DATA SHOWN:

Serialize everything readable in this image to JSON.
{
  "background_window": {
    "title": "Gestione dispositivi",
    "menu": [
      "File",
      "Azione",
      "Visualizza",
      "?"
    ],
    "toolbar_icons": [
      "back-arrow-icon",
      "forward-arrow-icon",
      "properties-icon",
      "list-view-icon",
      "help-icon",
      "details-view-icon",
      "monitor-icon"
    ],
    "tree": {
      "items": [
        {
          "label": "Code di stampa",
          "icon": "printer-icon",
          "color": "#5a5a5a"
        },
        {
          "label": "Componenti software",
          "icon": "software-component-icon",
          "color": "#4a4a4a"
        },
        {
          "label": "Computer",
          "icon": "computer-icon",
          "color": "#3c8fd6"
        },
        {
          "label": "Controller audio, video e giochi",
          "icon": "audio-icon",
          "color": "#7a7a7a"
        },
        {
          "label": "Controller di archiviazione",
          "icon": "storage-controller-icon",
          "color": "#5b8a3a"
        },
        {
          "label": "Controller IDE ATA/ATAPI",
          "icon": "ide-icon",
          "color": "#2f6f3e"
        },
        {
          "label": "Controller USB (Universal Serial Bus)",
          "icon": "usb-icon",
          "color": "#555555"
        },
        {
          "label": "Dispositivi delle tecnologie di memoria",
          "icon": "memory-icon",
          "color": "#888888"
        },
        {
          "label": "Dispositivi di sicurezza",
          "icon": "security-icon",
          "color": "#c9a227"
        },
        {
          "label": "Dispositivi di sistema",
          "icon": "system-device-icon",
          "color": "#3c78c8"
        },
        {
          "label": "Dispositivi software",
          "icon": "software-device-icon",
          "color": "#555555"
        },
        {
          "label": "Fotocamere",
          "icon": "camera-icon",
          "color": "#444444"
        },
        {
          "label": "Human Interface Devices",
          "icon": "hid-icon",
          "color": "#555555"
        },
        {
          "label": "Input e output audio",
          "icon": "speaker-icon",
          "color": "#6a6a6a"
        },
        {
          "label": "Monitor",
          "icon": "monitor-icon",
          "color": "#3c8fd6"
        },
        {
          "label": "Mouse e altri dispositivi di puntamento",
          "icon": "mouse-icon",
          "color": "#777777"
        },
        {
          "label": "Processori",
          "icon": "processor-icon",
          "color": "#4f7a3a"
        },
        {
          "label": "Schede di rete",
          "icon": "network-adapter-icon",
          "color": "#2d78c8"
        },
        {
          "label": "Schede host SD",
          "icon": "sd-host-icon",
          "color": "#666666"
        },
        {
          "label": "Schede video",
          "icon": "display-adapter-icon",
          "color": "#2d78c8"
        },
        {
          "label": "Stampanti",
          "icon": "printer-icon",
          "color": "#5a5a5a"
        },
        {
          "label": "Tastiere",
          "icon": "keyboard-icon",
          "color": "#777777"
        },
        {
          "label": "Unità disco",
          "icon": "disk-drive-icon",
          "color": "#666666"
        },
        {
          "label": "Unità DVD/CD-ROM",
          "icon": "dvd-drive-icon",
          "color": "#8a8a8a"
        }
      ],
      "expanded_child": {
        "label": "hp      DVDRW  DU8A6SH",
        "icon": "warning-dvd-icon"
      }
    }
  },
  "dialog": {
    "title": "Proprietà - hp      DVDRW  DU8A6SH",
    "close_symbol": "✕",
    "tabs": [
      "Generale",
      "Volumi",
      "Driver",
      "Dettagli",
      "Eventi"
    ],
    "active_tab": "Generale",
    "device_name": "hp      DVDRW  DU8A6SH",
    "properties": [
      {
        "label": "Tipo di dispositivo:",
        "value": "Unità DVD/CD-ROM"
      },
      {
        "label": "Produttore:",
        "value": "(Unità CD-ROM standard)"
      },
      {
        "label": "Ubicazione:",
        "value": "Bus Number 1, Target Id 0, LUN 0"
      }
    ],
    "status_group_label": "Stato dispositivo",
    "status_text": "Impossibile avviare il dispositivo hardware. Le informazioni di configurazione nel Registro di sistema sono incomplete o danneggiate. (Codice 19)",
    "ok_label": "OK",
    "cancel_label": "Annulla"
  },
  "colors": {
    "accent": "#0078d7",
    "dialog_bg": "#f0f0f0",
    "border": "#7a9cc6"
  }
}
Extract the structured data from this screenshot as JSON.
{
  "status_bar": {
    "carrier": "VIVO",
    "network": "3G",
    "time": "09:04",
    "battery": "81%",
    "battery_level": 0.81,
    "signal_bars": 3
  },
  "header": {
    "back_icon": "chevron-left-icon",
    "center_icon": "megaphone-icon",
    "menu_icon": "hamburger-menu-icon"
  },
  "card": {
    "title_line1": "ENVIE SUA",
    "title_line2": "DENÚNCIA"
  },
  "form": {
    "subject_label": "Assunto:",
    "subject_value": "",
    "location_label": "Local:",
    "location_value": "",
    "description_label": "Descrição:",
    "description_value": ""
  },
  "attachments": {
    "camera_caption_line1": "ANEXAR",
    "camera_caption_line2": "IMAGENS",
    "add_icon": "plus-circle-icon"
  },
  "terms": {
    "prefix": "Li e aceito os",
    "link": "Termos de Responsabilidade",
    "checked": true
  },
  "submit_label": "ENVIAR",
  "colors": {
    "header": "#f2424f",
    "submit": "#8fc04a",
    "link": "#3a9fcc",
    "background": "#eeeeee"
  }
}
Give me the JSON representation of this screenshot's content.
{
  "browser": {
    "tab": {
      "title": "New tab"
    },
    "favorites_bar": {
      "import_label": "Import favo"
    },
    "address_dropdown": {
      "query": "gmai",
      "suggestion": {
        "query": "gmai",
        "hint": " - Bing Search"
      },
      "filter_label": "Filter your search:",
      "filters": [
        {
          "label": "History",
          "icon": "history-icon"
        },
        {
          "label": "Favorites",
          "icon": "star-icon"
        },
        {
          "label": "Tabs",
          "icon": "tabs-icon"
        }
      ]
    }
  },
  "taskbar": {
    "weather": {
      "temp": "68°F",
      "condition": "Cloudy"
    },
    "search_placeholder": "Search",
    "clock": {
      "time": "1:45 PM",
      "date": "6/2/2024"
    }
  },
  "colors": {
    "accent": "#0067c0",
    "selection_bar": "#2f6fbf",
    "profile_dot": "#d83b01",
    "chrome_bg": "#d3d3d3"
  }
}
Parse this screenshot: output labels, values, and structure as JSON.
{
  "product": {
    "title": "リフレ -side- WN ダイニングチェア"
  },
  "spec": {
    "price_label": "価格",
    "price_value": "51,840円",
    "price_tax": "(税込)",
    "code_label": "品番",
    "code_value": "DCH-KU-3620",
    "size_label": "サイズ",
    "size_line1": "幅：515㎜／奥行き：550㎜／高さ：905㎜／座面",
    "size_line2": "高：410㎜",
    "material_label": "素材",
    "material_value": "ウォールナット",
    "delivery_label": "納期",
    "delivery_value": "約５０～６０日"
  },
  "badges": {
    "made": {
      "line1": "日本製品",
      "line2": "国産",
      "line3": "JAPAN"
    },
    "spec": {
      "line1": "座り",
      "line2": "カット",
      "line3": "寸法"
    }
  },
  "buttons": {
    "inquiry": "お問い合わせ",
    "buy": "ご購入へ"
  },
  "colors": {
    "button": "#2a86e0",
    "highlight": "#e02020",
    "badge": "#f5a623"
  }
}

PROBLEM STATEMENT:
Each line containing "audio" counts once; state the total number of such lines and nothing else.

TASK ANSWER:
3